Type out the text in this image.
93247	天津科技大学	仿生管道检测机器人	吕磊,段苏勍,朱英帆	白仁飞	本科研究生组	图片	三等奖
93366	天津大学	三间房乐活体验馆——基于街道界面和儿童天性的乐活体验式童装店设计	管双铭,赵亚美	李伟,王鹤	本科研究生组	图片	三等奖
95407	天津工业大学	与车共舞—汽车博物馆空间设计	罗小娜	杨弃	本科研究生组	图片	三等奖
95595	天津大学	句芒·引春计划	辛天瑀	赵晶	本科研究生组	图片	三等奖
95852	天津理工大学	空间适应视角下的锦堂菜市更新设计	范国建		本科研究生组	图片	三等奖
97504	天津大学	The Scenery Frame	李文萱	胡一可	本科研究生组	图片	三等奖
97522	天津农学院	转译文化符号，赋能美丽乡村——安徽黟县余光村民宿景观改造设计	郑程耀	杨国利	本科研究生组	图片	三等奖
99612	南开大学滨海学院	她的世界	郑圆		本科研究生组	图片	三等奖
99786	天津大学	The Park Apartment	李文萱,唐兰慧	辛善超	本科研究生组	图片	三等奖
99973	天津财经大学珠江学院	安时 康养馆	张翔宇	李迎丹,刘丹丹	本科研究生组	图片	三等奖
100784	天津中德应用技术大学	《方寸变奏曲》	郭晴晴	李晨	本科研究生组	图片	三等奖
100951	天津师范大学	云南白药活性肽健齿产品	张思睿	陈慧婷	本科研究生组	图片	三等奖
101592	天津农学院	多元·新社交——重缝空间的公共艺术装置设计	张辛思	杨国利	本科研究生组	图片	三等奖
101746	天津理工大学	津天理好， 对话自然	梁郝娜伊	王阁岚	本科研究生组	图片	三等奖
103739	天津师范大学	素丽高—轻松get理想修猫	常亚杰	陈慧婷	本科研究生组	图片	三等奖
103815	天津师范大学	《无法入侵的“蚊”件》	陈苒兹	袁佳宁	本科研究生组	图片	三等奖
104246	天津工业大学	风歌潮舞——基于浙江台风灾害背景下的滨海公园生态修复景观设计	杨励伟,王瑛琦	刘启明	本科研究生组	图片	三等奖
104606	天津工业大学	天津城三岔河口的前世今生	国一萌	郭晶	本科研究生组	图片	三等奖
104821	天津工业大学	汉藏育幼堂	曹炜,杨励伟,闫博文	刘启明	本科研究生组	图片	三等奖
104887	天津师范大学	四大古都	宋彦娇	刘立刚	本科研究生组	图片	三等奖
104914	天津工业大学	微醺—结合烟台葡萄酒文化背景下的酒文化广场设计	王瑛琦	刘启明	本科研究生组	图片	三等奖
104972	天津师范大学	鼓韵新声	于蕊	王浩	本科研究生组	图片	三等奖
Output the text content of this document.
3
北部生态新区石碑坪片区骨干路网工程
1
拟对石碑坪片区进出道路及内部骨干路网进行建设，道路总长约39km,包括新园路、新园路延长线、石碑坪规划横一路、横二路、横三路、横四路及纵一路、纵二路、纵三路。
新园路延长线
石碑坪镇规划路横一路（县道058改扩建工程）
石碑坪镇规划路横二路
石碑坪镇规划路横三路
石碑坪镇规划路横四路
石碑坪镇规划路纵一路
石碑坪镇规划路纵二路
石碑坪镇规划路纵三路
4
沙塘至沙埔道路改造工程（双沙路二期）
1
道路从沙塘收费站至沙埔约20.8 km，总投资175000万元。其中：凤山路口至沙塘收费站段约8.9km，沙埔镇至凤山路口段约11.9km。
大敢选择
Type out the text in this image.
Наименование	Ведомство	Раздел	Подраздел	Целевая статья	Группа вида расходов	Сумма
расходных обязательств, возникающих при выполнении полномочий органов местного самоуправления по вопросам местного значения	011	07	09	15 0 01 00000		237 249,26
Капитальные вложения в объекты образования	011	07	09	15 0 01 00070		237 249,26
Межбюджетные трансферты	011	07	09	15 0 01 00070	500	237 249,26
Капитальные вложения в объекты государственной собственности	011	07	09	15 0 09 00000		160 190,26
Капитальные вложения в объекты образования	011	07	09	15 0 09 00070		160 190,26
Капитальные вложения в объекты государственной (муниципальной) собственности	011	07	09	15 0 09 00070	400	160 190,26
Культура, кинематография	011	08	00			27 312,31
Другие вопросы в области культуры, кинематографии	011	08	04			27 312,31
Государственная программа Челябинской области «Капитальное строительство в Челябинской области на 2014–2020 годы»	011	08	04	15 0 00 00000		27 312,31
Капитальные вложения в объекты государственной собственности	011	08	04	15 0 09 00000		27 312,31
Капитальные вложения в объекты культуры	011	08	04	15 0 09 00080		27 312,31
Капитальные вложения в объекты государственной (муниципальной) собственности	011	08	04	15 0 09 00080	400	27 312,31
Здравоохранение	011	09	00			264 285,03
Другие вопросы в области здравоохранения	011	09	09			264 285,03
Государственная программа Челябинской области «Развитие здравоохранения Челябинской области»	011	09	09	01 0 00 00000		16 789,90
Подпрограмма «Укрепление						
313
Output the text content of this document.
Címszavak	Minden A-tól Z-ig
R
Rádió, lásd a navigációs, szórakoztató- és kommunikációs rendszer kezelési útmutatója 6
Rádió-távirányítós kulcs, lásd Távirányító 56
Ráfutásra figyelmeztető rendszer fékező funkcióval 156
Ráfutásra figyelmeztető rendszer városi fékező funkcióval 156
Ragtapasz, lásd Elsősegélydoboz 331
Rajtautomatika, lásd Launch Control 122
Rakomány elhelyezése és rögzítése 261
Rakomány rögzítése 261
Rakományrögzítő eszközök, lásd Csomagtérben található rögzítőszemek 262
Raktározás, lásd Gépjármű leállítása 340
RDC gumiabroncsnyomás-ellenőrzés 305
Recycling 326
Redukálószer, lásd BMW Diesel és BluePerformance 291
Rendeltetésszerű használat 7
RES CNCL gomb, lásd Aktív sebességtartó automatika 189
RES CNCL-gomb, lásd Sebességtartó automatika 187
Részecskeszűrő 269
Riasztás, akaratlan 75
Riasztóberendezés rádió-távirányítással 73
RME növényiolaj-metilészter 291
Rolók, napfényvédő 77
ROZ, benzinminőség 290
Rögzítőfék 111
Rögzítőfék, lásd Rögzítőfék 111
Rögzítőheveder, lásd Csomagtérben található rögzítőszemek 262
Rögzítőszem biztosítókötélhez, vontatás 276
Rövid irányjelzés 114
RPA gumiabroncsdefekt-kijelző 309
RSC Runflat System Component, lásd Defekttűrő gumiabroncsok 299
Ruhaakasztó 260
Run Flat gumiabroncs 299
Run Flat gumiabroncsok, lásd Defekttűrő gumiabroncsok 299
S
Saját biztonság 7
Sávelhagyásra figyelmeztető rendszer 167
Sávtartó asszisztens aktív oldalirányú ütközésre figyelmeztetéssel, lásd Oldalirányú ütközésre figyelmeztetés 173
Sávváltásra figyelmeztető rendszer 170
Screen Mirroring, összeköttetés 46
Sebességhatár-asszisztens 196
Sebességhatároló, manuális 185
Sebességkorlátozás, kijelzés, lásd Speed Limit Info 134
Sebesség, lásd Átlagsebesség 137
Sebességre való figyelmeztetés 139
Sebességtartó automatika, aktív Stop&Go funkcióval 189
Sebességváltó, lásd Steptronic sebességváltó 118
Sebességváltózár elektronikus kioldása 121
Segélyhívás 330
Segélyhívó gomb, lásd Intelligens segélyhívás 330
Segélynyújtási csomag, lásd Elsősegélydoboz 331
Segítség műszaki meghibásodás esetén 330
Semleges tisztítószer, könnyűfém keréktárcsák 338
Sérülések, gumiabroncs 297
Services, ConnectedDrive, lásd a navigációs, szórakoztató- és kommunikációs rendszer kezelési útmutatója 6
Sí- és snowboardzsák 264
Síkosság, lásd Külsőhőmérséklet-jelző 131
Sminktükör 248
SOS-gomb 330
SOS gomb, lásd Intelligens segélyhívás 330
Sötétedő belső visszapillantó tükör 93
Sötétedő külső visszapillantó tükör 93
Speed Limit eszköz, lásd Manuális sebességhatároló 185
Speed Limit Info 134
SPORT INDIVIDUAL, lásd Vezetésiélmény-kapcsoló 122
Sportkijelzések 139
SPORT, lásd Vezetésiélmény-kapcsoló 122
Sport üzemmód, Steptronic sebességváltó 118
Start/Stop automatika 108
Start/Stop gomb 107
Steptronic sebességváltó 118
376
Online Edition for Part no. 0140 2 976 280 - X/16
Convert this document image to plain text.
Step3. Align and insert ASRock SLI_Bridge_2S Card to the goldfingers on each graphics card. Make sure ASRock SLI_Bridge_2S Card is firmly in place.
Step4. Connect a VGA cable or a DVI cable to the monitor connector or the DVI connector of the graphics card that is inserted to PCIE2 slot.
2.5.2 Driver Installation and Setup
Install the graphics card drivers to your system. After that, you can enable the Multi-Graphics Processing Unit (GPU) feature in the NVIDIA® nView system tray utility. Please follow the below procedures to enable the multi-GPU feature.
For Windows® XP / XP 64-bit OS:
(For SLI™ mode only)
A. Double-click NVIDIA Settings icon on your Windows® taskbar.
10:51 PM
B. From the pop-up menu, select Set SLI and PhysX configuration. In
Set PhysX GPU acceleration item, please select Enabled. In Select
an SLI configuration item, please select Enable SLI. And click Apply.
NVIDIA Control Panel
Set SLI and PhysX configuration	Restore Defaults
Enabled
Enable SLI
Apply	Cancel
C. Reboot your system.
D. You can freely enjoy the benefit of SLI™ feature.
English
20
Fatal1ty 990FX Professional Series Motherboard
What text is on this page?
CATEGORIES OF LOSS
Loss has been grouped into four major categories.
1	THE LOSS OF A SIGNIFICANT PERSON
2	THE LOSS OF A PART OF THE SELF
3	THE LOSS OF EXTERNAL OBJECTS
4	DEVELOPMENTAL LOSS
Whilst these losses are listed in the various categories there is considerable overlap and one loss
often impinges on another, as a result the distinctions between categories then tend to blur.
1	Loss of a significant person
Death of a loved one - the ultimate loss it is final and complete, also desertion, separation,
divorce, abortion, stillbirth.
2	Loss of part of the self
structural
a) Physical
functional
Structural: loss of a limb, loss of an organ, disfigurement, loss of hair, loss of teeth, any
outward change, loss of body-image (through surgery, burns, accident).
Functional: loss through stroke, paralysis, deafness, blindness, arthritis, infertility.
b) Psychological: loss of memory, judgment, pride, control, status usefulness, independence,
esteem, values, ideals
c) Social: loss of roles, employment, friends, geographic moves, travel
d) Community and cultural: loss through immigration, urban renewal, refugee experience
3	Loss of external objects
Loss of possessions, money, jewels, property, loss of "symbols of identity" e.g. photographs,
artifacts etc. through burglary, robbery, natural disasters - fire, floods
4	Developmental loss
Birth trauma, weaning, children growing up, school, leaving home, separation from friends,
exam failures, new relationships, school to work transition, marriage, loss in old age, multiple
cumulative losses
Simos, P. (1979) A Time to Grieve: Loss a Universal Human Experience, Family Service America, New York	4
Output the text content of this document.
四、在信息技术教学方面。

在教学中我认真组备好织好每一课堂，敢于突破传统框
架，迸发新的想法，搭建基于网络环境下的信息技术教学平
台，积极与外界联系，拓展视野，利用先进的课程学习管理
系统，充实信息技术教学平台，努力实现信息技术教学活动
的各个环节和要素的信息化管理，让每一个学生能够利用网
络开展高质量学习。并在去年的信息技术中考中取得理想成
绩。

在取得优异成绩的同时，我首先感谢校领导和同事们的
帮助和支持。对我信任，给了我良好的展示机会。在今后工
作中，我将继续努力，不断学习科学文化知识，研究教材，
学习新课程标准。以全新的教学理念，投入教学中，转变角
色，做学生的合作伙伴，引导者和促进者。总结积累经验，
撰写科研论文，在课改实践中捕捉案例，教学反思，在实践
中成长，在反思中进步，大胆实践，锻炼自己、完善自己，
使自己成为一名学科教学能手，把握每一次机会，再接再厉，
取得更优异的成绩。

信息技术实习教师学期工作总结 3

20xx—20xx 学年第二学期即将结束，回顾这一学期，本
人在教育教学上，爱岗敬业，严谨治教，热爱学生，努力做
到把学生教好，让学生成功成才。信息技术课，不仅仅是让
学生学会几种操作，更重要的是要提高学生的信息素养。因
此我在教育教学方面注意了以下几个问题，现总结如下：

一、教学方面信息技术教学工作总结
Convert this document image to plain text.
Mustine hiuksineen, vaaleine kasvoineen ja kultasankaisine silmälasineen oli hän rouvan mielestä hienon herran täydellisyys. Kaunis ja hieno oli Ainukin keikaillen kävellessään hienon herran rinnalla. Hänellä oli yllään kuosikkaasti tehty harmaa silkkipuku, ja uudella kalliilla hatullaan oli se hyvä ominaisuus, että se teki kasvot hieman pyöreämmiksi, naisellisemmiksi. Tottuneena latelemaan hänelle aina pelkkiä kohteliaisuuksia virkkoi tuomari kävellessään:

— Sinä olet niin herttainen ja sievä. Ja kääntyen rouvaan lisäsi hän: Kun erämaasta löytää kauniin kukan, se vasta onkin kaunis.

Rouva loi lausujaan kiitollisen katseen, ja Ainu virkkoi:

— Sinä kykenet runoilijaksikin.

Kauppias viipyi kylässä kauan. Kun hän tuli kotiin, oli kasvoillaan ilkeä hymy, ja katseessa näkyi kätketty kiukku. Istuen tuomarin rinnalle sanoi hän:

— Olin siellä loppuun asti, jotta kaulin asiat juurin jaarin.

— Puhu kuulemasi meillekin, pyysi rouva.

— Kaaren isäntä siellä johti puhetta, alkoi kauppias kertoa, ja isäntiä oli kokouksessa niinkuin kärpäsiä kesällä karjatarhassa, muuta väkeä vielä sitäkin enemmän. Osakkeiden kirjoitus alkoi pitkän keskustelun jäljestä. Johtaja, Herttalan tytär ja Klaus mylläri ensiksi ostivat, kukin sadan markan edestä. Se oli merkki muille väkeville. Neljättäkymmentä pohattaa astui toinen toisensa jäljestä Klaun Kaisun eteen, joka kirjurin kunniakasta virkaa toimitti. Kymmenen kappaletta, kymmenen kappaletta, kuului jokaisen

> WRITTEN EXERCISE
Scan the material above. Copy each line that holds the word "navigációs".

> RESPONSE TO THIS EXERCISE
Rádió, lásd a navigációs, szórakoztató- és kommunikációs rendszer kezelési útmutatója 6
Services, ConnectedDrive, lásd a navigációs, szórakoztató- és kommunikációs rendszer kezelési útmutatója 6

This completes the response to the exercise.